Document section:
□ □ □
According to Ana Días Cordeiro, an analyst on African affairs, in Guinea-Bissau a coup was staged where ''there was nothing to lose, news of it did not come as a surprise, and it was seen as the only solution for pulling the country out of crisis'' and warding off a civil war.

Días Cordeiro was referring to statements to RTP-Africa last month by former Guinea-Bissau prime minister Mario Pires, who warned that an opposition victory in the elections scheduled for October ''could trigger another civil war.''

The fact is that violence has overshadowed Guinea-Bissau for the past 40 years - 30 years of independence and 10 years of struggle against the Portuguese yoke.

In January 1973, ''fuzileiros'' (Portuguese marines) led by commander Alpoim Galvao - an extreme right-wing officer - assassinated the leader and founder of the PAIGC, Amilcar Cabral, in Conakry, the capital of Guinea.

In September of that year, the PAIGC responded by declaring Guinea-Bissau's independence from Portugal, which was recognised by Lisbon one year later, after the Apr. 25, 1974 leftist military coup that overthrew the dictatorship of Marcello Caetano, who had succeeded Oliveira Salazar after his death in 1969.

Amilcar's brother Luis Cabral became president that year, and held onto that post until 1980, when he was toppled by one of his closest associates, Gen. Joao Bernardo ''Nino'' Vieira, a legendary commander of the guerrilla forces that fought the Portuguese.
□ □ □
Rows:
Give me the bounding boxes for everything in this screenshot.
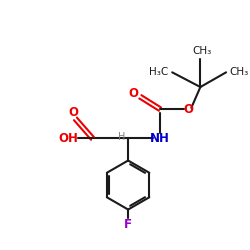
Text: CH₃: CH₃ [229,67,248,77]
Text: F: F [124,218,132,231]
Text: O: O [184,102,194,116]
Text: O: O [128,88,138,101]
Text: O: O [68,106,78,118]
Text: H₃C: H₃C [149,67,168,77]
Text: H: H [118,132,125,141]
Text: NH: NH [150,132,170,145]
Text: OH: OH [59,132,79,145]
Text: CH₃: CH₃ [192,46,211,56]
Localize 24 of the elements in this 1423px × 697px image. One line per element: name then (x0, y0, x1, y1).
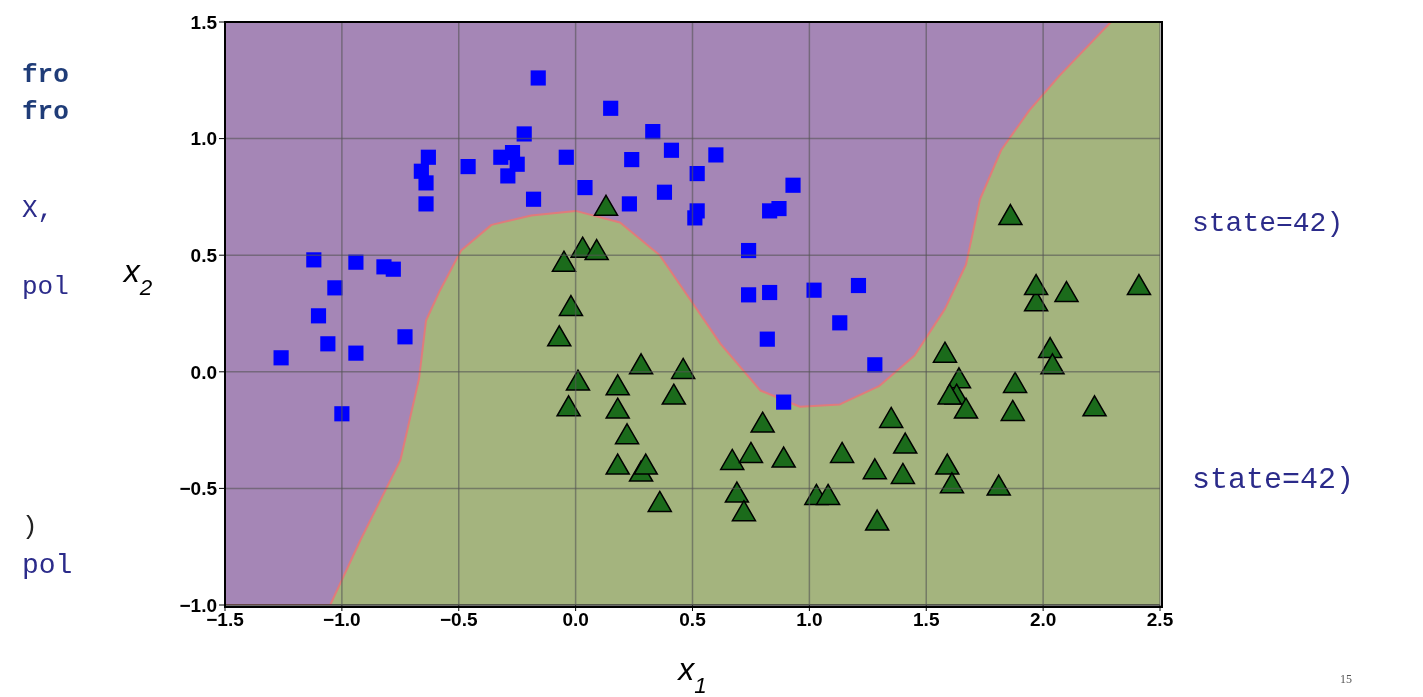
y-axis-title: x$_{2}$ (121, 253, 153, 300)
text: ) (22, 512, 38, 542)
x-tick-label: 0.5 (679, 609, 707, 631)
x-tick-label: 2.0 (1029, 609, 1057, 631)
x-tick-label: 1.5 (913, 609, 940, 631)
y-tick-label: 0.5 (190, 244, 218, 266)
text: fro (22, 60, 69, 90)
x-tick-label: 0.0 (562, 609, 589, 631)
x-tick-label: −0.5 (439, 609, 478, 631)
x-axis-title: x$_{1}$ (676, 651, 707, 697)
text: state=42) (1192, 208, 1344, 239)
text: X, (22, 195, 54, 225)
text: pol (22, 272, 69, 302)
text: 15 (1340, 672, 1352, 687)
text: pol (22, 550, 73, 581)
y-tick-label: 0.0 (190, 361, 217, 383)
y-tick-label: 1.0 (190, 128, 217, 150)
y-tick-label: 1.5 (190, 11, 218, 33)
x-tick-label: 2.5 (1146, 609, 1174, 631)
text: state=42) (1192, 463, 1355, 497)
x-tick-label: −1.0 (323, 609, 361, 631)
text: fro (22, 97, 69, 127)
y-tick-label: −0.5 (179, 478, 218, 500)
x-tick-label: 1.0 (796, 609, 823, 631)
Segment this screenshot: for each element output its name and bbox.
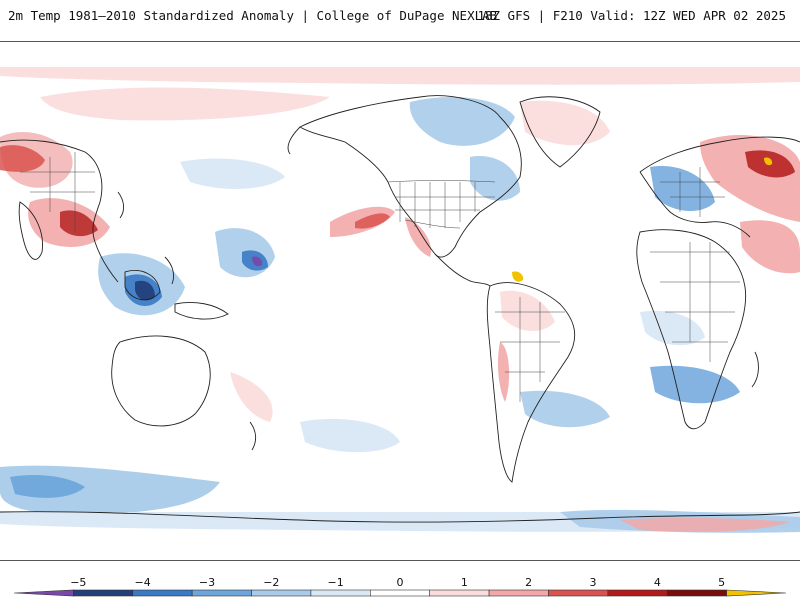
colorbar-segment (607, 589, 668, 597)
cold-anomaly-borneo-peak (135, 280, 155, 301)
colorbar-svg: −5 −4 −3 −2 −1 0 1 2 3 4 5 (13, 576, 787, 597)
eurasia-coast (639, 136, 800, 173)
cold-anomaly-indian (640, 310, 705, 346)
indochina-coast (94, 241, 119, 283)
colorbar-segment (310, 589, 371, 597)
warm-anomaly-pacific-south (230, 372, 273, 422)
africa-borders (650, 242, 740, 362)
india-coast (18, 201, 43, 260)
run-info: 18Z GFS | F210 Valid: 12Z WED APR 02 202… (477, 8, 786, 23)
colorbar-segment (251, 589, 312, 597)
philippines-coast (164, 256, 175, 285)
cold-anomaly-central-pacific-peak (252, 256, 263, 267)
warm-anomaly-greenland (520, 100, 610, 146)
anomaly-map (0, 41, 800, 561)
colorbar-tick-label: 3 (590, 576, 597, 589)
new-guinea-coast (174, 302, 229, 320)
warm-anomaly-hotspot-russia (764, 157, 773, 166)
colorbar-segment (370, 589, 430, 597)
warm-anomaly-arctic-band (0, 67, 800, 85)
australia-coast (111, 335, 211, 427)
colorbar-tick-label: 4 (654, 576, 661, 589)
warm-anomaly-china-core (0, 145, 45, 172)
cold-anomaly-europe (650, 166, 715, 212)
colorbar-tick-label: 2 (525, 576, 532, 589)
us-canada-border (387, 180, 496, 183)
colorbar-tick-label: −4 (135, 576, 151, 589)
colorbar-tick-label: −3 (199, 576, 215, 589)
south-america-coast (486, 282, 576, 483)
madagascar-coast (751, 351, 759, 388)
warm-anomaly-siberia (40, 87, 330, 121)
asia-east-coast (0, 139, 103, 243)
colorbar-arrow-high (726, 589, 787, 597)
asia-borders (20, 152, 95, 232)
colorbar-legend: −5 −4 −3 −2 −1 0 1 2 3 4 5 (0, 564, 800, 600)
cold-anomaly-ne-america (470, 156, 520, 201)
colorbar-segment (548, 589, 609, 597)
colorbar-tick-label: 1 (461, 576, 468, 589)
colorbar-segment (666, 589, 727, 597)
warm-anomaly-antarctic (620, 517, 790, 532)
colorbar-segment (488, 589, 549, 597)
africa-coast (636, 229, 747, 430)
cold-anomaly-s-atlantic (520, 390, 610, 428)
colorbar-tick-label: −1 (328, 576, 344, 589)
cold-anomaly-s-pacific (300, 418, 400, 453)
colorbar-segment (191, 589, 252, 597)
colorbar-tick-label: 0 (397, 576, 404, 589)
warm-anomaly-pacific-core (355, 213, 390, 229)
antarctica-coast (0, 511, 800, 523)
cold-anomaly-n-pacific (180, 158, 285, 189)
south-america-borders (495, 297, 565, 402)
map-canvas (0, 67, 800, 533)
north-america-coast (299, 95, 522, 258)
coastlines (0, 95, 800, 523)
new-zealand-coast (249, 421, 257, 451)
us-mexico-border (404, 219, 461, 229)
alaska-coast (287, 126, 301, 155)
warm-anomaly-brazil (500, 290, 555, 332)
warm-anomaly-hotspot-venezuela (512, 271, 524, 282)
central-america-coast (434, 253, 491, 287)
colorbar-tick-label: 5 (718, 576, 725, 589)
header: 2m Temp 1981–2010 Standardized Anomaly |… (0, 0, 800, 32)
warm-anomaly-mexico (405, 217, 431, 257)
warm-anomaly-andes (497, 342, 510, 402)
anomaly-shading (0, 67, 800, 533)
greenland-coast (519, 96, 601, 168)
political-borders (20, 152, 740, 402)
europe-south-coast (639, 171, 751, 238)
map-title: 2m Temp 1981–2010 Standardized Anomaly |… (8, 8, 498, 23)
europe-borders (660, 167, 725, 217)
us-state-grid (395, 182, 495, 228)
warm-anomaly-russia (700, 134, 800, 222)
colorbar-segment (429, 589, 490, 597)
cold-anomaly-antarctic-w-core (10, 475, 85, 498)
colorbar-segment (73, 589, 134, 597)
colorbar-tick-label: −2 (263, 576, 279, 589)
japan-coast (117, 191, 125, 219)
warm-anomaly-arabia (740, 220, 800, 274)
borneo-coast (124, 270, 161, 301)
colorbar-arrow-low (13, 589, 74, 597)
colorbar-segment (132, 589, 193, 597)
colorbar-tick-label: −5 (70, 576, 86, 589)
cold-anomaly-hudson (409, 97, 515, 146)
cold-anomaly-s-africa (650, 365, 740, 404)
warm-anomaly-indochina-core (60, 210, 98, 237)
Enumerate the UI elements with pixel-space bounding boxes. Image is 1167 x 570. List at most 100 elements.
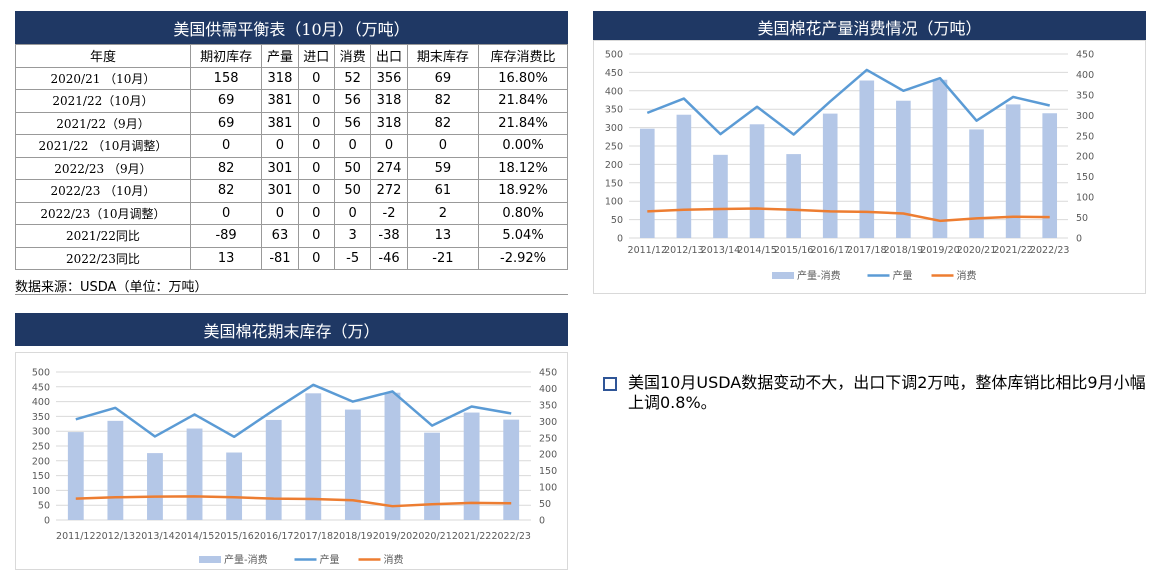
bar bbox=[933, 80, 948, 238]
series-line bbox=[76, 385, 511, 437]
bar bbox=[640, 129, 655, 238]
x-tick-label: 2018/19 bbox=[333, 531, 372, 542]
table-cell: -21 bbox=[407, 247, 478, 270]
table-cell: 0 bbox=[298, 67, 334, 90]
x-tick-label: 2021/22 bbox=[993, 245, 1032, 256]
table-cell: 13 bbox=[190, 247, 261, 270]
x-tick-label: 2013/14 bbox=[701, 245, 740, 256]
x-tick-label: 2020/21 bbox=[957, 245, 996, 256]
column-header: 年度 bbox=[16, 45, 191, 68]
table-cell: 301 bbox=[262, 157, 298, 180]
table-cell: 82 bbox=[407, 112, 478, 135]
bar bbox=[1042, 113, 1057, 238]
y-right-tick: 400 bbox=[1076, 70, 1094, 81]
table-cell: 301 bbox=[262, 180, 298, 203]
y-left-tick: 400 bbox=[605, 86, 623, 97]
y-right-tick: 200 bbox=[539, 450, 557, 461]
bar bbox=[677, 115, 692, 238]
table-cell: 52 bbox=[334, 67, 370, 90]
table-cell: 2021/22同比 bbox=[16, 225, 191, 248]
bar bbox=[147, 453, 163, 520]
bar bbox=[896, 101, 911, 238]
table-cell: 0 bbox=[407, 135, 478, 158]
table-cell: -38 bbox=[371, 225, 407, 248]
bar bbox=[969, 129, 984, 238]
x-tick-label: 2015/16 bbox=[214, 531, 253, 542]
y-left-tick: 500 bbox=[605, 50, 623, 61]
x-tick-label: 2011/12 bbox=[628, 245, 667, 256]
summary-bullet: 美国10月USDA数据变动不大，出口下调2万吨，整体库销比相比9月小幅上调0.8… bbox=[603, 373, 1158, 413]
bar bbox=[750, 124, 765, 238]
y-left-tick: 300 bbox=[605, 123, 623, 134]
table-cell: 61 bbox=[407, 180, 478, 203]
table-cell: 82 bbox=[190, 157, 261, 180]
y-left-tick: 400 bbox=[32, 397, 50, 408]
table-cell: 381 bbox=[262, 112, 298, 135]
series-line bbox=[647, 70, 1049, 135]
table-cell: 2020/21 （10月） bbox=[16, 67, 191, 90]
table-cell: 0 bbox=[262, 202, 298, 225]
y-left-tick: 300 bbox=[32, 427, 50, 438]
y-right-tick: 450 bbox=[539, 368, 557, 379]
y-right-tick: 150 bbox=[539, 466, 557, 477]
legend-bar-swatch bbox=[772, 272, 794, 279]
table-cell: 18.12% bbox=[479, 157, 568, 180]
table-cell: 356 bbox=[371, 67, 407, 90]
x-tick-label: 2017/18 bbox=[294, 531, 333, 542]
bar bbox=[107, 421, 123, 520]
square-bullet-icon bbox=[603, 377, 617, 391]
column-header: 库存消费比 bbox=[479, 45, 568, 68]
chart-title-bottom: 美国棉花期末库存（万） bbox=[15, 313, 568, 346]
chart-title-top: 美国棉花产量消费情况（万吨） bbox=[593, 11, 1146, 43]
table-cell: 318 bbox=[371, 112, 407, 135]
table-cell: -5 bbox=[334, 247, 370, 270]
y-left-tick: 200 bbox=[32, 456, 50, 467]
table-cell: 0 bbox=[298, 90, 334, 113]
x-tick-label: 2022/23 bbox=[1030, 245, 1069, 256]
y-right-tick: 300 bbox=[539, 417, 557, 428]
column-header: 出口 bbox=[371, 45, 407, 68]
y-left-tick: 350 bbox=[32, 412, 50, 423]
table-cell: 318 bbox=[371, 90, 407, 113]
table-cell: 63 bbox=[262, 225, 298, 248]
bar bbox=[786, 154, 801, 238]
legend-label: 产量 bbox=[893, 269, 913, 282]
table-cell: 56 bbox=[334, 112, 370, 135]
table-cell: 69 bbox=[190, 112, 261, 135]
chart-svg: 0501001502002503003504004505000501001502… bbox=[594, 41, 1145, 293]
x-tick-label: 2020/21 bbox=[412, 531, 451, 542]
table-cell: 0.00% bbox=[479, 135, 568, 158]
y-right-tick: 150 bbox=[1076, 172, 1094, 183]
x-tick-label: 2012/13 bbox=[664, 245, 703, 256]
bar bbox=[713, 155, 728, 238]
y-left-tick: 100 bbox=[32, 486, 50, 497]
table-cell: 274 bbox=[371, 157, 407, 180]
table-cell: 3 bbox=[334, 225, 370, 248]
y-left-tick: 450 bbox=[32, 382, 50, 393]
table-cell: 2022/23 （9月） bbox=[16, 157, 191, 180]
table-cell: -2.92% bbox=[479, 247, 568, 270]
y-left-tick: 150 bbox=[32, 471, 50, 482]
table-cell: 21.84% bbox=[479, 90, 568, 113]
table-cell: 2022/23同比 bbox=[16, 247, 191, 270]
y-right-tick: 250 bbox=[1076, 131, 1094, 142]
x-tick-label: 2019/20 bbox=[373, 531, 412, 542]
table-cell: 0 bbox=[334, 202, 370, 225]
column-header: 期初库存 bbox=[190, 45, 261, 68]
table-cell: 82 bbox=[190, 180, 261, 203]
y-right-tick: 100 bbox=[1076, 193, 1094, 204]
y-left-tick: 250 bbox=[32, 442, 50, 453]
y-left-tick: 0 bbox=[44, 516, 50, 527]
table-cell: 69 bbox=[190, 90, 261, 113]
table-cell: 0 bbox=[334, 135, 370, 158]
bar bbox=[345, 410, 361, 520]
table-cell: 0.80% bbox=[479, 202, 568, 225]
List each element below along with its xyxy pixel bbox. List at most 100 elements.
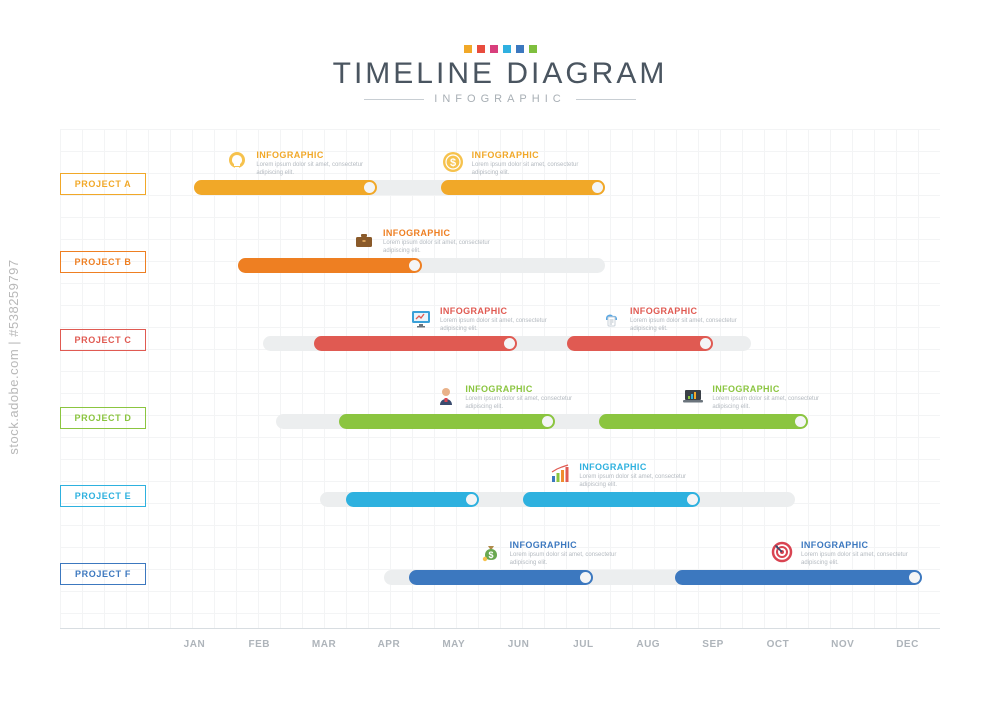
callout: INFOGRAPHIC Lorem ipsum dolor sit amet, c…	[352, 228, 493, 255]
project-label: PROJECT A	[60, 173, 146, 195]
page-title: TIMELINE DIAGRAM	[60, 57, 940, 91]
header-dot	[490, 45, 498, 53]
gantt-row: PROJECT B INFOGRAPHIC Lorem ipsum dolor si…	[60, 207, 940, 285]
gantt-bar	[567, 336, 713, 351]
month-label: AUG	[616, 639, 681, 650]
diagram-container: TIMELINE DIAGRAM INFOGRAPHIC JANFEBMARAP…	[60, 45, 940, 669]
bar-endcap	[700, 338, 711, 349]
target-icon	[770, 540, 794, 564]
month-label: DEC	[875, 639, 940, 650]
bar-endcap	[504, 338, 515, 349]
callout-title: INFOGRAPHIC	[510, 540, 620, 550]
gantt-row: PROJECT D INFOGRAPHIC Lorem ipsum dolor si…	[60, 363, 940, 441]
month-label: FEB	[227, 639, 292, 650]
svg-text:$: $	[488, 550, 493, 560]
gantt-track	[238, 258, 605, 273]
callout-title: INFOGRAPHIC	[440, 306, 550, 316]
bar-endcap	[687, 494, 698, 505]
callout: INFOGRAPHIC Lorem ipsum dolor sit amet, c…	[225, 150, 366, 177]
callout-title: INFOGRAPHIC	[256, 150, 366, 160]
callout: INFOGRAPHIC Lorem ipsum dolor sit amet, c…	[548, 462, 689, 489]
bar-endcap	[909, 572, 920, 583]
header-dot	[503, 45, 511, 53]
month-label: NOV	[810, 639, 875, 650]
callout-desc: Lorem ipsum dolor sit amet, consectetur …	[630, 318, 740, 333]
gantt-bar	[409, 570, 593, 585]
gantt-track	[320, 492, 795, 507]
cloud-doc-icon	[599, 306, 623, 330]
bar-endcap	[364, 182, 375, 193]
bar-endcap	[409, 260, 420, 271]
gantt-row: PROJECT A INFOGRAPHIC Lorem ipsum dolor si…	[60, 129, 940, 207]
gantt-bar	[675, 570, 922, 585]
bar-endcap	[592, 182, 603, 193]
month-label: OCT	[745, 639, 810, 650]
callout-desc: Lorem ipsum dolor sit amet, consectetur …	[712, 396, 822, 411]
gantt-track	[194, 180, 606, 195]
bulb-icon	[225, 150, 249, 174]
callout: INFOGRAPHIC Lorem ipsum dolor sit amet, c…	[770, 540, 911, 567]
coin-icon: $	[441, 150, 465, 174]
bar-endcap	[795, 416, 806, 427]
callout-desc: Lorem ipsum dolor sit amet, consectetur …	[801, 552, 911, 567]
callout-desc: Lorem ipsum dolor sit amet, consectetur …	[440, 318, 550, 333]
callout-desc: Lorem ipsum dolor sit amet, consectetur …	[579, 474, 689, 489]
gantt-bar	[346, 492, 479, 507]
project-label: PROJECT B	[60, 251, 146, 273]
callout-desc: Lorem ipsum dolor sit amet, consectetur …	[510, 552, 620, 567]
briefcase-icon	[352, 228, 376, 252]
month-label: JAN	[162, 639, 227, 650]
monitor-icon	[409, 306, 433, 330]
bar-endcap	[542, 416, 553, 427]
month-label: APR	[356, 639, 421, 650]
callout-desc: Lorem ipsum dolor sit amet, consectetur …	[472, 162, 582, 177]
□ □ □
Required task:
In the Guinea-Bissau excerpt, why was the coup viewed as the answer to the country's situation? Reply in one to three sentences. Rely on the Guinea-Bissau excerpt alone.

Result of this exercise:
According to Días Cordeiro, the coup was seen as the only solution for pulling Guinea-Bissau out of crisis and for warding off a civil war. She adds that there was nothing to lose and the news came as no surprise.